Extrait du texte.
Plantu se vend pour la Paix : interview
Culturebox : Pourquoi cette vente ?
Jean Plantu : Ça fait suite à une exposition qui a eu lieu pendant deux mois à la galerie Agnès B. Elle voulait montrer mon travail sur les élections présidentielles. Chaque jour un coursier apportait un nouveau dessin pour l’accrocher dans la galerie.
Tous ces originaux ont fait réagir. Du coup j’ai pensé à l’association que j’ai créée avec kofi Annan, « Cartooning For peace-dessin pour la paix ». Cette association mélange des dessinateurs juifs, chrétiens, musulmans, de tous les continents. Là où les hommes politiques n’arrivent pas à dialoguer, nous dessinateurs, nous arrivons à jeter des ponts avec les autres cultures, avec les quatre religions. Sans humilier inutilement les croyants, on veut être dérangeants, impertinents. On nous demande tous les jours des expositions à Istanbul, Atlanta, Tunis, Rabat, Lima. C’est un travail considérable, je ne peux pas tout suivre.
On a une équipe avec des permanents qui aident les dessinateurs. Par exemple à Lima, on va retrouver une dessinatrice vénézuélienne qui s’appelle Raîma, qui va nous faire partager les difficultés qu’elle rencontre à Caracas quand elle essaye de se moquer d’Ugo Chavez. On a fait venir en France le dessinateur Ali Ferzat, pour qu’il puisse témoigner, savoir pourquoi on lui a brisé les doigts à coup de marteau.Tout ça demande des moyens, c’est la raison pour laquelle on n’a pas hésité à demander à la maison d’enchères Piasa d’organiser la vente de 150 dessins. Il faut tendre la main à ces dessinateurs courageux et les aider dans l’urgence.
Comment s’est faite la sélection des dessins ?

Consigne.
Indiquez si chaque affirmation concorde avec l'entretien de Plantu, en répondant par oui ou non et en citant les mots du texte qui tranchent. 1. L'exposition à la galerie Agnès B. a duré deux mois. 2. Plantu a fondé seul l'association « Cartooning For peace-dessin pour la paix ». 3. La maison Piasa doit mettre en vente 200 dessins. Le matériel présenté ensuite n'a aucun rapport avec l'entretien.

Données brutes.
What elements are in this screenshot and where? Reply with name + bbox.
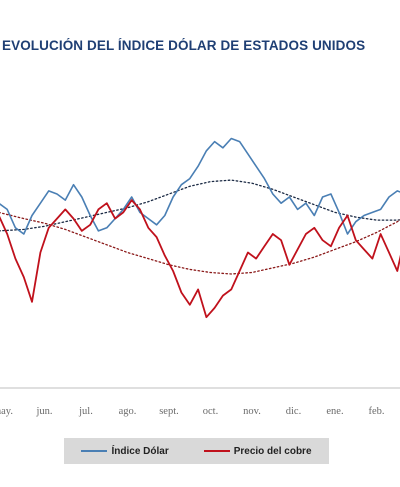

Corrigé.
1. Oui : « pendant deux mois à la galerie Agnès B ».
2. Non : « l’association que j’ai créée avec kofi Annan ».
3. Non : « organiser la vente de 150 dessins ».